Figure data in JSON:
⟨
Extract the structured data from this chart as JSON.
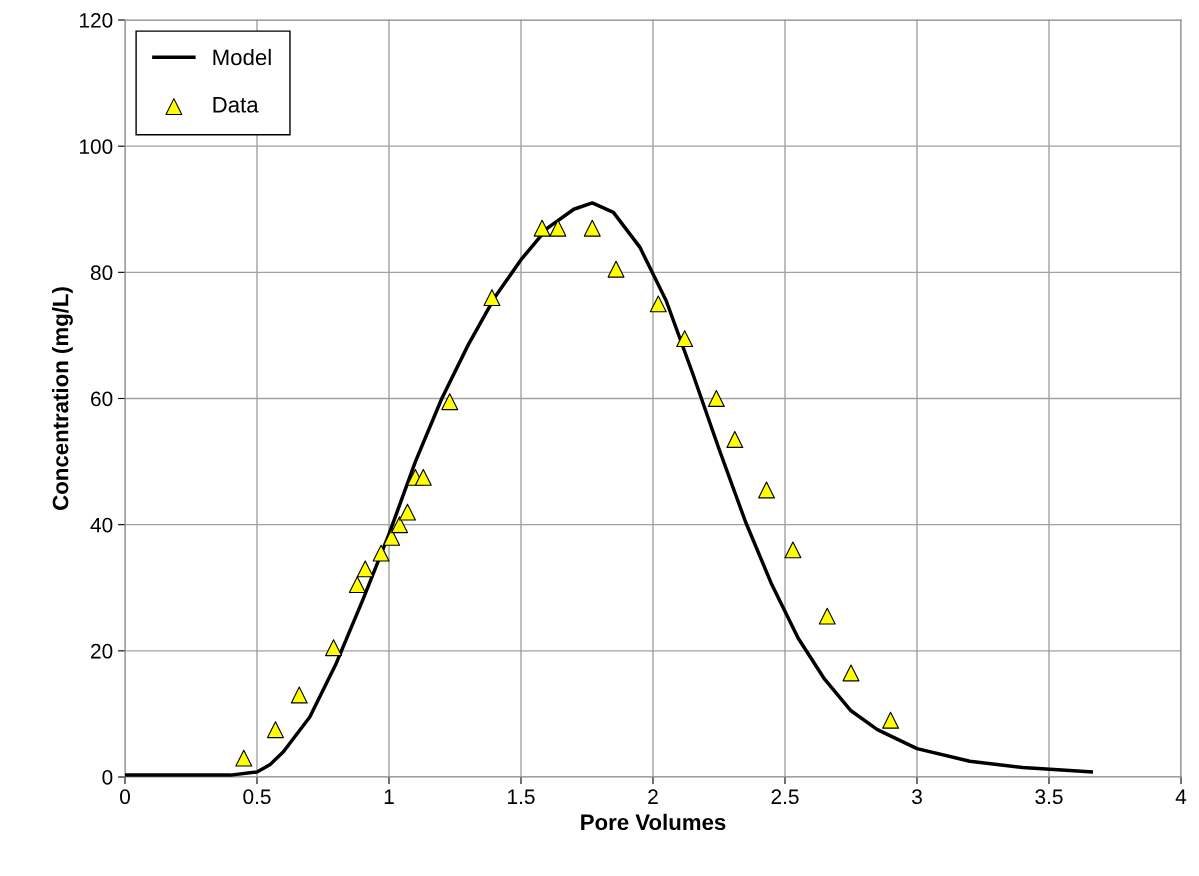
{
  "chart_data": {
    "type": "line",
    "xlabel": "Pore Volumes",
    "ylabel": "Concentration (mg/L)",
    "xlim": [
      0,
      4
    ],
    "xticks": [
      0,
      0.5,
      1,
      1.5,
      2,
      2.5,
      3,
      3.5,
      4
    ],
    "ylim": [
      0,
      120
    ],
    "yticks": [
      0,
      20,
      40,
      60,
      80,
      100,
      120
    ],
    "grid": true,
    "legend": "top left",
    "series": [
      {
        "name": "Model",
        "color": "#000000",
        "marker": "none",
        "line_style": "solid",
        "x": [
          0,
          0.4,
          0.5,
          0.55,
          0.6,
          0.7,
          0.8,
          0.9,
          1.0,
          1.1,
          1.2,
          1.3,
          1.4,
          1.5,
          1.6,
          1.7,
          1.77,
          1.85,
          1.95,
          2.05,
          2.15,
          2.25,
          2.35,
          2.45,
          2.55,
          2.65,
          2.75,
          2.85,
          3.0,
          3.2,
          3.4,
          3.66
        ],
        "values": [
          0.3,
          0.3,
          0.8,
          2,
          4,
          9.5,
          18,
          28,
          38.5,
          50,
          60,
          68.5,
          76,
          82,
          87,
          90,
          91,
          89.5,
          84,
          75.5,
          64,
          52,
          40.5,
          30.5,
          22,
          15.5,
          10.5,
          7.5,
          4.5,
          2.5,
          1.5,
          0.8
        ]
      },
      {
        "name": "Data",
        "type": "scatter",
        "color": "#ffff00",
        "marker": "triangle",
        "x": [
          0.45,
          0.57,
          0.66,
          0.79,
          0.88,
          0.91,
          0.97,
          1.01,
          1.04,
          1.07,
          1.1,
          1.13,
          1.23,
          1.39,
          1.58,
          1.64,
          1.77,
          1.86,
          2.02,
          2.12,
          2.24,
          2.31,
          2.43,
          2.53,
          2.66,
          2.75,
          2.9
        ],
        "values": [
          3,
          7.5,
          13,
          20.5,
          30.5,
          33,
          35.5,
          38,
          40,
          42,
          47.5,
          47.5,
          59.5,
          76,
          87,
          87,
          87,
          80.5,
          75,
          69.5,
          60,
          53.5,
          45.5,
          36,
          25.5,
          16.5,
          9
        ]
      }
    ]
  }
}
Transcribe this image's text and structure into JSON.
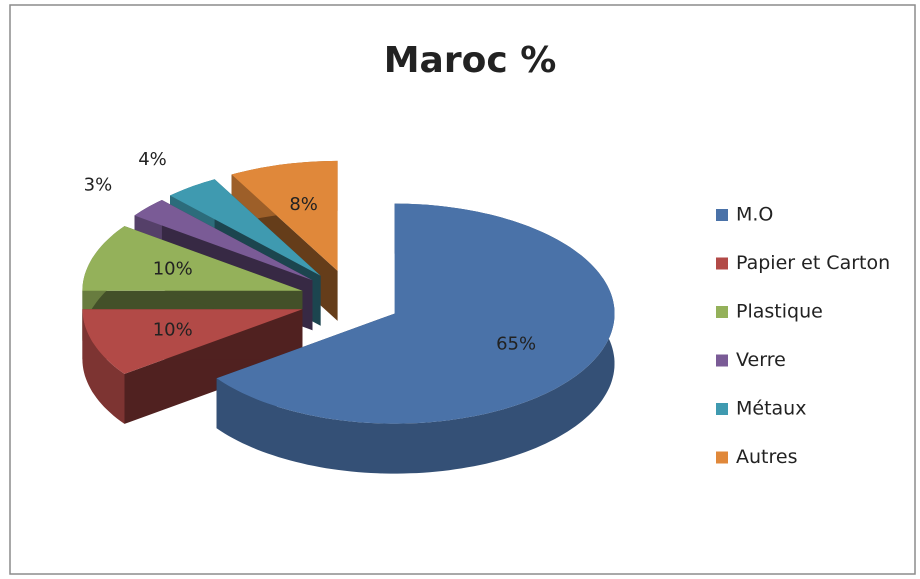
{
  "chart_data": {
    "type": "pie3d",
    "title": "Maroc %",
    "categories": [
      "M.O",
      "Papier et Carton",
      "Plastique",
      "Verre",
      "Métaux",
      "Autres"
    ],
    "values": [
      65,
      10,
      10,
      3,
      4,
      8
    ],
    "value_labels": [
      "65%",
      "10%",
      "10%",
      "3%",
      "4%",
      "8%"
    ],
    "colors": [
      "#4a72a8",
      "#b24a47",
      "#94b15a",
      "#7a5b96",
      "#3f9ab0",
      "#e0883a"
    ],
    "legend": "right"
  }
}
⟩
◆ Task statement:
Reproduce the records above exactly, leaving out every picture they contain.

◆ Solution for this task:
Extract the structured data from this chart as JSON.
{
  "chart_data": {
    "type": "line",
    "xlabel": "Pore Volumes",
    "ylabel": "Concentration (mg/L)",
    "xlim": [
      0,
      4
    ],
    "xticks": [
      0,
      0.5,
      1,
      1.5,
      2,
      2.5,
      3,
      3.5,
      4
    ],
    "ylim": [
      0,
      120
    ],
    "yticks": [
      0,
      20,
      40,
      60,
      80,
      100,
      120
    ],
    "grid": true,
    "legend": "top left",
    "series": [
      {
        "name": "Model",
        "color": "#000000",
        "marker": "none",
        "line_style": "solid",
        "x": [
          0,
          0.4,
          0.5,
          0.55,
          0.6,
          0.7,
          0.8,
          0.9,
          1.0,
          1.1,
          1.2,
          1.3,
          1.4,
          1.5,
          1.6,
          1.7,
          1.77,
          1.85,
          1.95,
          2.05,
          2.15,
          2.25,
          2.35,
          2.45,
          2.55,
          2.65,
          2.75,
          2.85,
          3.0,
          3.2,
          3.4,
          3.66
        ],
        "values": [
          0.3,
          0.3,
          0.8,
          2,
          4,
          9.5,
          18,
          28,
          38.5,
          50,
          60,
          68.5,
          76,
          82,
          87,
          90,
          91,
          89.5,
          84,
          75.5,
          64,
          52,
          40.5,
          30.5,
          22,
          15.5,
          10.5,
          7.5,
          4.5,
          2.5,
          1.5,
          0.8
        ]
      },
      {
        "name": "Data",
        "type": "scatter",
        "color": "#ffff00",
        "marker": "triangle",
        "x": [
          0.45,
          0.57,
          0.66,
          0.79,
          0.88,
          0.91,
          0.97,
          1.01,
          1.04,
          1.07,
          1.1,
          1.13,
          1.23,
          1.39,
          1.58,
          1.64,
          1.77,
          1.86,
          2.02,
          2.12,
          2.24,
          2.31,
          2.43,
          2.53,
          2.66,
          2.75,
          2.9
        ],
        "values": [
          3,
          7.5,
          13,
          20.5,
          30.5,
          33,
          35.5,
          38,
          40,
          42,
          47.5,
          47.5,
          59.5,
          76,
          87,
          87,
          87,
          80.5,
          75,
          69.5,
          60,
          53.5,
          45.5,
          36,
          25.5,
          16.5,
          9
        ]
      }
    ]
  }
}
Transcribe this image's text and structure into JSON.
{
  "chart_data": {
    "type": "pie3d",
    "title": "Maroc %",
    "categories": [
      "M.O",
      "Papier et Carton",
      "Plastique",
      "Verre",
      "Métaux",
      "Autres"
    ],
    "values": [
      65,
      10,
      10,
      3,
      4,
      8
    ],
    "value_labels": [
      "65%",
      "10%",
      "10%",
      "3%",
      "4%",
      "8%"
    ],
    "colors": [
      "#4a72a8",
      "#b24a47",
      "#94b15a",
      "#7a5b96",
      "#3f9ab0",
      "#e0883a"
    ],
    "legend": "right"
  }
}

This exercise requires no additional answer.